== What to produce ==
Copy every line, leaving nothing out and adding nothing.

== Records shown ==

§ §

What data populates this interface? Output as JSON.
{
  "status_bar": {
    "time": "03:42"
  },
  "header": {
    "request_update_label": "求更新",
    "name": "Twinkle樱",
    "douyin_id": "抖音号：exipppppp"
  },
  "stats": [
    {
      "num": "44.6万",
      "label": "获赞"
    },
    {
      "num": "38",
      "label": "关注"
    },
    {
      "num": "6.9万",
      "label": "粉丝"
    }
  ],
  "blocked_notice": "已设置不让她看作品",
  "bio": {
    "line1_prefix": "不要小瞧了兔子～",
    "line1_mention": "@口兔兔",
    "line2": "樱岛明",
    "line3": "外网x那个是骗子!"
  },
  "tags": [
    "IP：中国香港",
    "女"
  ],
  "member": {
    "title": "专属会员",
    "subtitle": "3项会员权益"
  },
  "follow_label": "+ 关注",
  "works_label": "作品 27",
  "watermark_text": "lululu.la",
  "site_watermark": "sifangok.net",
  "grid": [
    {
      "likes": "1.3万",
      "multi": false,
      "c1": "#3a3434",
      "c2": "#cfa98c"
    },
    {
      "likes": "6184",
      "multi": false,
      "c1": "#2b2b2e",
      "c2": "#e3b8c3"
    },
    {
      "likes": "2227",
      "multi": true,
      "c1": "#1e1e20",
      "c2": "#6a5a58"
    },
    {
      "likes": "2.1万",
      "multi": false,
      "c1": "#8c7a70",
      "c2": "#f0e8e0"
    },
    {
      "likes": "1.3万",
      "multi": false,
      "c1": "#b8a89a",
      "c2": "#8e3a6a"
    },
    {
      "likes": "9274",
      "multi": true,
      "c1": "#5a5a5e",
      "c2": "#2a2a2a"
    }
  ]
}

§ §

== Exercise answer ==
What data populates this interface? Output as JSON.
{
  "status_bar": {
    "time": "03:42"
  },
  "header": {
    "request_update_label": "求更新",
    "name": "Twinkle樱",
    "douyin_id": "抖音号：exipppppp"
  },
  "stats": [
    {
      "num": "44.6万",
      "label": "获赞"
    },
    {
      "num": "38",
      "label": "关注"
    },
    {
      "num": "6.9万",
      "label": "粉丝"
    }
  ],
  "blocked_notice": "已设置不让她看作品",
  "bio": {
    "line1_prefix": "不要小瞧了兔子～",
    "line1_mention": "@口兔兔",
    "line2": "樱岛明",
    "line3": "外网x那个是骗子!"
  },
  "tags": [
    "IP：中国香港",
    "女"
  ],
  "member": {
    "title": "专属会员",
    "subtitle": "3项会员权益"
  },
  "follow_label": "+ 关注",
  "works_label": "作品 27",
  "watermark_text": "lululu.la",
  "site_watermark": "sifangok.net",
  "grid": [
    {
      "likes": "1.3万",
      "multi": false,
      "c1": "#3a3434",
      "c2": "#cfa98c"
    },
    {
      "likes": "6184",
      "multi": false,
      "c1": "#2b2b2e",
      "c2": "#e3b8c3"
    },
    {
      "likes": "2227",
      "multi": true,
      "c1": "#1e1e20",
      "c2": "#6a5a58"
    },
    {
      "likes": "2.1万",
      "multi": false,
      "c1": "#8c7a70",
      "c2": "#f0e8e0"
    },
    {
      "likes": "1.3万",
      "multi": false,
      "c1": "#b8a89a",
      "c2": "#8e3a6a"
    },
    {
      "likes": "9274",
      "multi": true,
      "c1": "#5a5a5e",
      "c2": "#2a2a2a"
    }
  ]
}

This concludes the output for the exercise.